* _What to do_
Leave out the pictures and transcribe the rest of the records exactly.

====== Data to use ======

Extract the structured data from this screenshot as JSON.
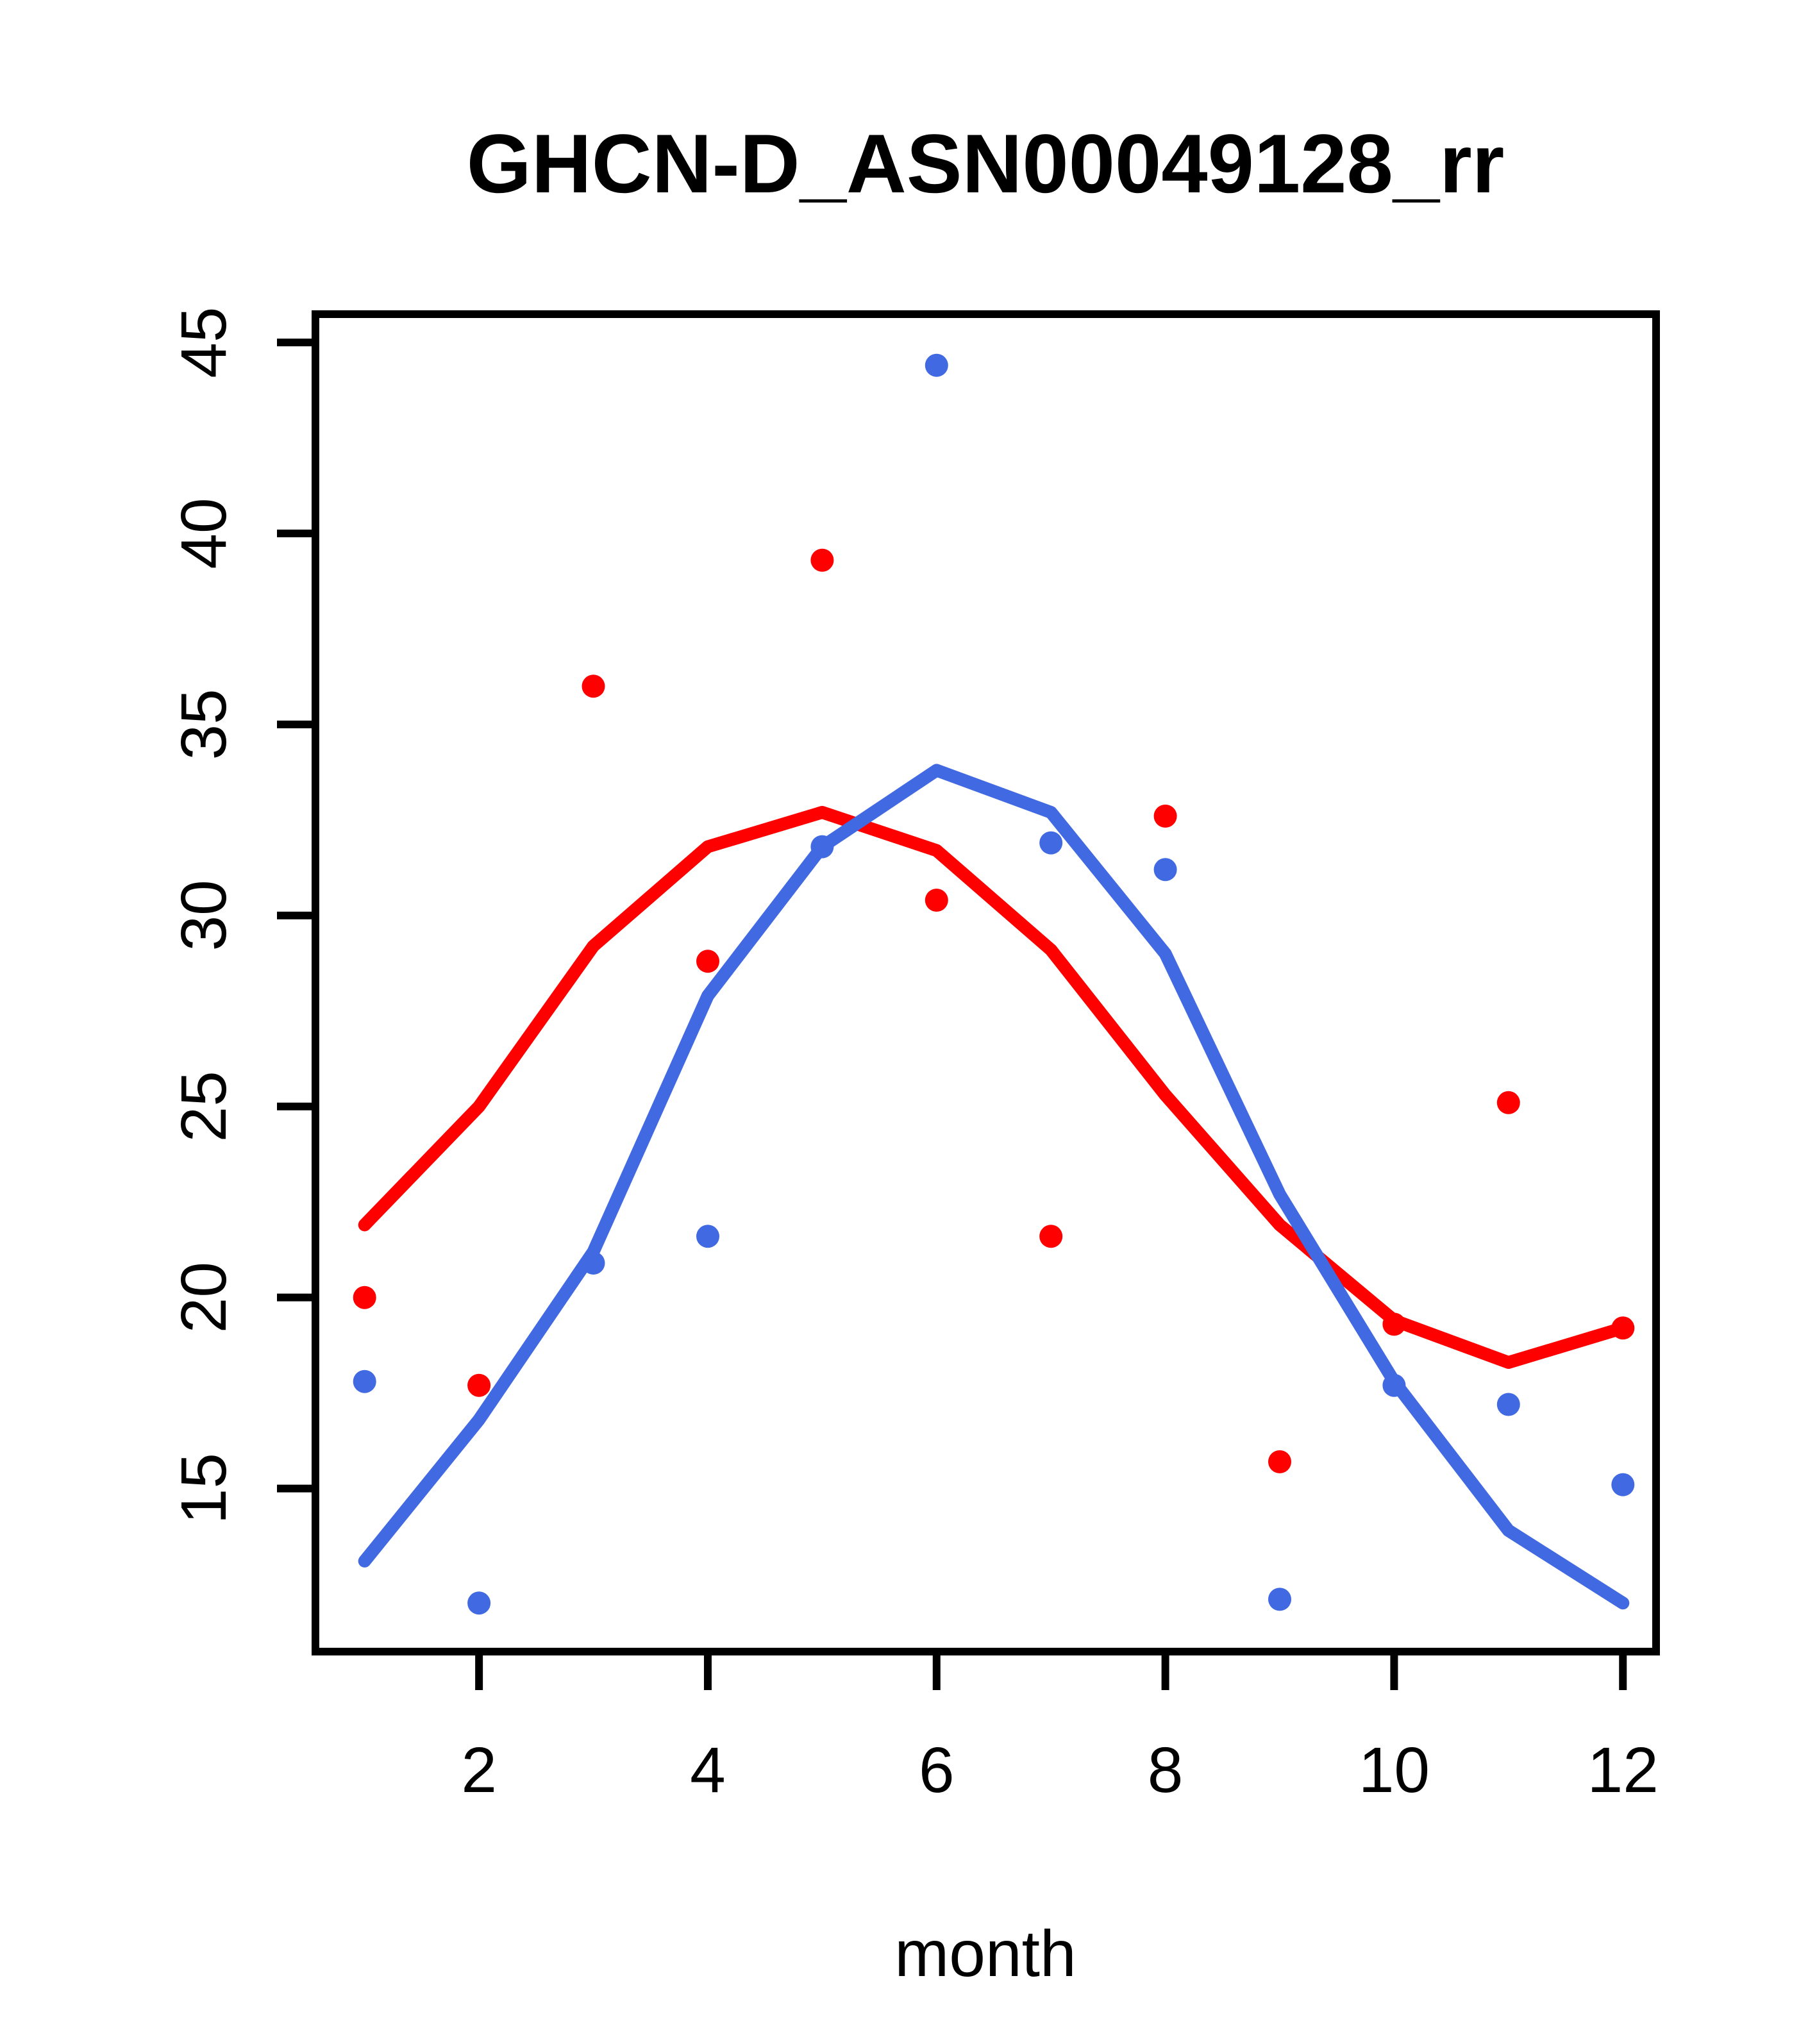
{
  "chart_data": {
    "type": "scatter",
    "title": "GHCN-D_ASN00049128_rr",
    "xlabel": "month",
    "ylabel": "",
    "grid": false,
    "legend": "none",
    "xlim": [
      0.57,
      12.29
    ],
    "ylim": [
      10.73,
      45.74
    ],
    "x_ticks": {
      "values": [
        2,
        4,
        6,
        8,
        10,
        12
      ],
      "labels": [
        "2",
        "4",
        "6",
        "8",
        "10",
        "12"
      ]
    },
    "y_ticks": {
      "values": [
        15,
        20,
        25,
        30,
        35,
        40,
        45
      ],
      "labels": [
        "15",
        "20",
        "25",
        "30",
        "35",
        "40",
        "45"
      ]
    },
    "months": [
      1,
      2,
      3,
      4,
      5,
      6,
      7,
      8,
      9,
      10,
      11,
      12
    ],
    "series": [
      {
        "name": "red-line",
        "kind": "line",
        "color": "#ff0000",
        "values": [
          21.9,
          25.0,
          29.2,
          31.8,
          32.7,
          31.7,
          29.1,
          25.3,
          21.9,
          19.4,
          18.3,
          19.2
        ]
      },
      {
        "name": "blue-line",
        "kind": "line",
        "color": "#4169e1",
        "values": [
          13.1,
          16.8,
          21.2,
          27.9,
          31.8,
          33.8,
          32.7,
          29.0,
          22.7,
          17.8,
          13.9,
          12.0
        ]
      },
      {
        "name": "red-points",
        "kind": "points",
        "color": "#ff0000",
        "values": [
          20.0,
          17.7,
          36.0,
          28.8,
          39.3,
          30.4,
          21.6,
          32.6,
          15.7,
          19.3,
          25.1,
          19.2
        ]
      },
      {
        "name": "blue-points",
        "kind": "points",
        "color": "#4169e1",
        "values": [
          17.8,
          12.0,
          20.9,
          21.6,
          31.8,
          44.4,
          31.9,
          31.2,
          12.1,
          17.7,
          17.2,
          15.1
        ]
      }
    ],
    "colors": {
      "red": "#ff0000",
      "blue": "#4169e1",
      "axis": "#000000",
      "background": "#ffffff"
    }
  }
}
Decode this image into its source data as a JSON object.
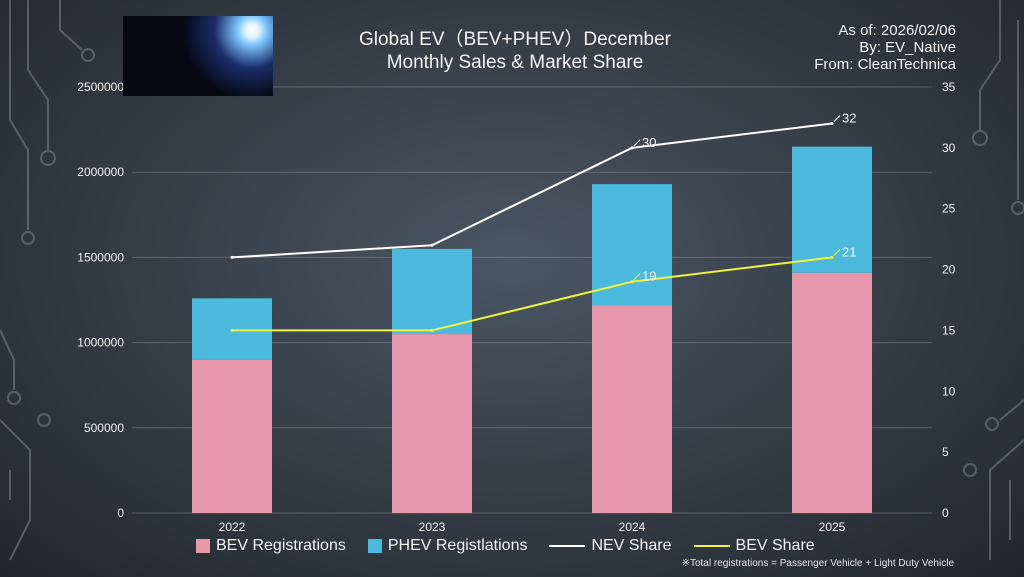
{
  "title_line1": "Global EV（BEV+PHEV）December",
  "title_line2": "Monthly Sales & Market Share",
  "meta": {
    "as_of": "As of: 2026/02/06",
    "by": "By: EV_Native",
    "from": "From: CleanTechnica"
  },
  "legend": {
    "bev_reg": "BEV Registrations",
    "phev_reg": "PHEV Registlations",
    "nev_share": "NEV Share",
    "bev_share": "BEV Share"
  },
  "footnote": "※Total registrations = Passenger Vehicle + Light Duty Vehicle",
  "chart_data": {
    "type": "bar",
    "stacked": true,
    "categories": [
      "2022",
      "2023",
      "2024",
      "2025"
    ],
    "series": [
      {
        "name": "BEV Registrations",
        "type": "bar",
        "axis": "left",
        "color": "#e797aa",
        "values": [
          900000,
          1050000,
          1220000,
          1410000
        ]
      },
      {
        "name": "PHEV Registlations",
        "type": "bar",
        "axis": "left",
        "color": "#4bbadc",
        "values": [
          360000,
          500000,
          710000,
          740000
        ]
      },
      {
        "name": "NEV Share",
        "type": "line",
        "axis": "right",
        "color": "#ffffff",
        "values": [
          21,
          22,
          30,
          32
        ],
        "labels": [
          "",
          "",
          "30",
          "32"
        ]
      },
      {
        "name": "BEV Share",
        "type": "line",
        "axis": "right",
        "color": "#f2f23a",
        "values": [
          15,
          15,
          19,
          21
        ],
        "labels": [
          "",
          "",
          "19",
          "21"
        ]
      }
    ],
    "ylim_left": [
      0,
      2500000
    ],
    "yticks_left": [
      "0",
      "500000",
      "1000000",
      "1500000",
      "2000000",
      "2500000"
    ],
    "ylim_right": [
      0,
      35
    ],
    "yticks_right": [
      "0",
      "5",
      "10",
      "15",
      "20",
      "25",
      "30",
      "35"
    ],
    "grid": true,
    "legend_position": "bottom"
  }
}
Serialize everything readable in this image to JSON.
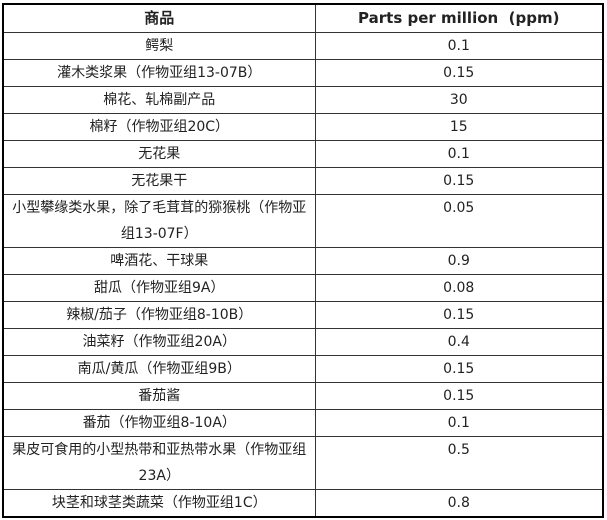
{
  "table": {
    "columns": [
      "商品",
      "Parts per million  (ppm)"
    ],
    "rows": [
      {
        "product": "鳄梨",
        "ppm": "0.1"
      },
      {
        "product": "灌木类浆果（作物亚组13-07B）",
        "ppm": "0.15"
      },
      {
        "product": "棉花、轧棉副产品",
        "ppm": "30"
      },
      {
        "product": "棉籽（作物亚组20C）",
        "ppm": "15"
      },
      {
        "product": "无花果",
        "ppm": "0.1"
      },
      {
        "product": "无花果干",
        "ppm": "0.15"
      },
      {
        "product": "小型攀缘类水果，除了毛茸茸的猕猴桃（作物亚组13-07F）",
        "ppm": "0.05"
      },
      {
        "product": "啤酒花、干球果",
        "ppm": "0.9"
      },
      {
        "product": "甜瓜（作物亚组9A）",
        "ppm": "0.08"
      },
      {
        "product": "辣椒/茄子（作物亚组8-10B）",
        "ppm": "0.15"
      },
      {
        "product": "油菜籽（作物亚组20A）",
        "ppm": "0.4"
      },
      {
        "product": "南瓜/黄瓜（作物亚组9B）",
        "ppm": "0.15"
      },
      {
        "product": "番茄酱",
        "ppm": "0.15"
      },
      {
        "product": "番茄（作物亚组8-10A）",
        "ppm": "0.1"
      },
      {
        "product": "果皮可食用的小型热带和亚热带水果（作物亚组23A）",
        "ppm": "0.5"
      },
      {
        "product": "块茎和球茎类蔬菜（作物亚组1C）",
        "ppm": "0.8"
      }
    ]
  },
  "colors": {
    "text": "#222222",
    "border_outer": "#000000",
    "border_inner": "#333333",
    "background": "#ffffff"
  },
  "chart_data": {
    "type": "table",
    "columns": [
      "商品",
      "Parts per million (ppm)"
    ],
    "rows": [
      [
        "鳄梨",
        0.1
      ],
      [
        "灌木类浆果（作物亚组13-07B）",
        0.15
      ],
      [
        "棉花、轧棉副产品",
        30
      ],
      [
        "棉籽（作物亚组20C）",
        15
      ],
      [
        "无花果",
        0.1
      ],
      [
        "无花果干",
        0.15
      ],
      [
        "小型攀缘类水果，除了毛茸茸的猕猴桃（作物亚组13-07F）",
        0.05
      ],
      [
        "啤酒花、干球果",
        0.9
      ],
      [
        "甜瓜（作物亚组9A）",
        0.08
      ],
      [
        "辣椒/茄子（作物亚组8-10B）",
        0.15
      ],
      [
        "油菜籽（作物亚组20A）",
        0.4
      ],
      [
        "南瓜/黄瓜（作物亚组9B）",
        0.15
      ],
      [
        "番茄酱",
        0.15
      ],
      [
        "番茄（作物亚组8-10A）",
        0.1
      ],
      [
        "果皮可食用的小型热带和亚热带水果（作物亚组23A）",
        0.5
      ],
      [
        "块茎和球茎类蔬菜（作物亚组1C）",
        0.8
      ]
    ]
  }
}
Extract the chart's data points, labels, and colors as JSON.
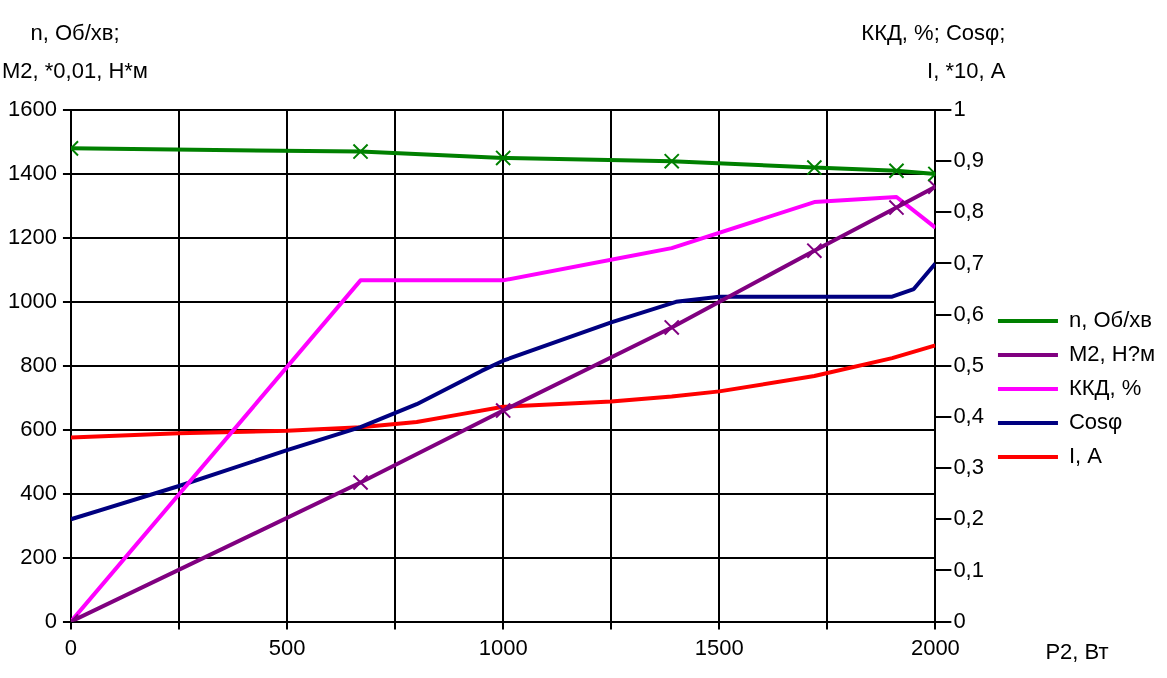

======

* _Expected answer_
Extract the structured data from this screenshot as JSON.
{
  "chart_data": {
    "type": "scatter",
    "title": "GHCN-D_ASN00049128_rr",
    "xlabel": "month",
    "ylabel": "",
    "grid": false,
    "legend": "none",
    "xlim": [
      0.57,
      12.29
    ],
    "ylim": [
      10.73,
      45.74
    ],
    "x_ticks": {
      "values": [
        2,
        4,
        6,
        8,
        10,
        12
      ],
      "labels": [
        "2",
        "4",
        "6",
        "8",
        "10",
        "12"
      ]
    },
    "y_ticks": {
      "values": [
        15,
        20,
        25,
        30,
        35,
        40,
        45
      ],
      "labels": [
        "15",
        "20",
        "25",
        "30",
        "35",
        "40",
        "45"
      ]
    },
    "months": [
      1,
      2,
      3,
      4,
      5,
      6,
      7,
      8,
      9,
      10,
      11,
      12
    ],
    "series": [
      {
        "name": "red-line",
        "kind": "line",
        "color": "#ff0000",
        "values": [
          21.9,
          25.0,
          29.2,
          31.8,
          32.7,
          31.7,
          29.1,
          25.3,
          21.9,
          19.4,
          18.3,
          19.2
        ]
      },
      {
        "name": "blue-line",
        "kind": "line",
        "color": "#4169e1",
        "values": [
          13.1,
          16.8,
          21.2,
          27.9,
          31.8,
          33.8,
          32.7,
          29.0,
          22.7,
          17.8,
          13.9,
          12.0
        ]
      },
      {
        "name": "red-points",
        "kind": "points",
        "color": "#ff0000",
        "values": [
          20.0,
          17.7,
          36.0,
          28.8,
          39.3,
          30.4,
          21.6,
          32.6,
          15.7,
          19.3,
          25.1,
          19.2
        ]
      },
      {
        "name": "blue-points",
        "kind": "points",
        "color": "#4169e1",
        "values": [
          17.8,
          12.0,
          20.9,
          21.6,
          31.8,
          44.4,
          31.9,
          31.2,
          12.1,
          17.7,
          17.2,
          15.1
        ]
      }
    ],
    "colors": {
      "red": "#ff0000",
      "blue": "#4169e1",
      "axis": "#000000",
      "background": "#ffffff"
    }
  }
}
Decode this image into its source data as a JSON object.
{
  "title_line1": "Global EV（BEV+PHEV）December",
  "title_line2": "Monthly Sales & Market Share",
  "meta": {
    "as_of": "As of: 2026/02/06",
    "by": "By: EV_Native",
    "from": "From: CleanTechnica"
  },
  "legend": {
    "bev_reg": "BEV Registrations",
    "phev_reg": "PHEV Registlations",
    "nev_share": "NEV Share",
    "bev_share": "BEV Share"
  },
  "footnote": "※Total registrations = Passenger Vehicle + Light Duty Vehicle",
  "chart_data": {
    "type": "bar",
    "stacked": true,
    "categories": [
      "2022",
      "2023",
      "2024",
      "2025"
    ],
    "series": [
      {
        "name": "BEV Registrations",
        "type": "bar",
        "axis": "left",
        "color": "#e797aa",
        "values": [
          900000,
          1050000,
          1220000,
          1410000
        ]
      },
      {
        "name": "PHEV Registlations",
        "type": "bar",
        "axis": "left",
        "color": "#4bbadc",
        "values": [
          360000,
          500000,
          710000,
          740000
        ]
      },
      {
        "name": "NEV Share",
        "type": "line",
        "axis": "right",
        "color": "#ffffff",
        "values": [
          21,
          22,
          30,
          32
        ],
        "labels": [
          "",
          "",
          "30",
          "32"
        ]
      },
      {
        "name": "BEV Share",
        "type": "line",
        "axis": "right",
        "color": "#f2f23a",
        "values": [
          15,
          15,
          19,
          21
        ],
        "labels": [
          "",
          "",
          "19",
          "21"
        ]
      }
    ],
    "ylim_left": [
      0,
      2500000
    ],
    "yticks_left": [
      "0",
      "500000",
      "1000000",
      "1500000",
      "2000000",
      "2500000"
    ],
    "ylim_right": [
      0,
      35
    ],
    "yticks_right": [
      "0",
      "5",
      "10",
      "15",
      "20",
      "25",
      "30",
      "35"
    ],
    "grid": true,
    "legend_position": "bottom"
  }
}
Serialize everything readable in this image to JSON.
{
  "table": {
    "columns": [
      "商品",
      "Parts per million  (ppm)"
    ],
    "rows": [
      {
        "product": "鳄梨",
        "ppm": "0.1"
      },
      {
        "product": "灌木类浆果（作物亚组13-07B）",
        "ppm": "0.15"
      },
      {
        "product": "棉花、轧棉副产品",
        "ppm": "30"
      },
      {
        "product": "棉籽（作物亚组20C）",
        "ppm": "15"
      },
      {
        "product": "无花果",
        "ppm": "0.1"
      },
      {
        "product": "无花果干",
        "ppm": "0.15"
      },
      {
        "product": "小型攀缘类水果，除了毛茸茸的猕猴桃（作物亚组13-07F）",
        "ppm": "0.05"
      },
      {
        "product": "啤酒花、干球果",
        "ppm": "0.9"
      },
      {
        "product": "甜瓜（作物亚组9A）",
        "ppm": "0.08"
      },
      {
        "product": "辣椒/茄子（作物亚组8-10B）",
        "ppm": "0.15"
      },
      {
        "product": "油菜籽（作物亚组20A）",
        "ppm": "0.4"
      },
      {
        "product": "南瓜/黄瓜（作物亚组9B）",
        "ppm": "0.15"
      },
      {
        "product": "番茄酱",
        "ppm": "0.15"
      },
      {
        "product": "番茄（作物亚组8-10A）",
        "ppm": "0.1"
      },
      {
        "product": "果皮可食用的小型热带和亚热带水果（作物亚组23A）",
        "ppm": "0.5"
      },
      {
        "product": "块茎和球茎类蔬菜（作物亚组1C）",
        "ppm": "0.8"
      }
    ]
  },
  "colors": {
    "text": "#222222",
    "border_outer": "#000000",
    "border_inner": "#333333",
    "background": "#ffffff"
  },
  "chart_data": {
    "type": "table",
    "columns": [
      "商品",
      "Parts per million (ppm)"
    ],
    "rows": [
      [
        "鳄梨",
        0.1
      ],
      [
        "灌木类浆果（作物亚组13-07B）",
        0.15
      ],
      [
        "棉花、轧棉副产品",
        30
      ],
      [
        "棉籽（作物亚组20C）",
        15
      ],
      [
        "无花果",
        0.1
      ],
      [
        "无花果干",
        0.15
      ],
      [
        "小型攀缘类水果，除了毛茸茸的猕猴桃（作物亚组13-07F）",
        0.05
      ],
      [
        "啤酒花、干球果",
        0.9
      ],
      [
        "甜瓜（作物亚组9A）",
        0.08
      ],
      [
        "辣椒/茄子（作物亚组8-10B）",
        0.15
      ],
      [
        "油菜籽（作物亚组20A）",
        0.4
      ],
      [
        "南瓜/黄瓜（作物亚组9B）",
        0.15
      ],
      [
        "番茄酱",
        0.15
      ],
      [
        "番茄（作物亚组8-10A）",
        0.1
      ],
      [
        "果皮可食用的小型热带和亚热带水果（作物亚组23A）",
        0.5
      ],
      [
        "块茎和球茎类蔬菜（作物亚组1C）",
        0.8
      ]
    ]
  }
}
Extract the chart's data points, labels, and colors as JSON.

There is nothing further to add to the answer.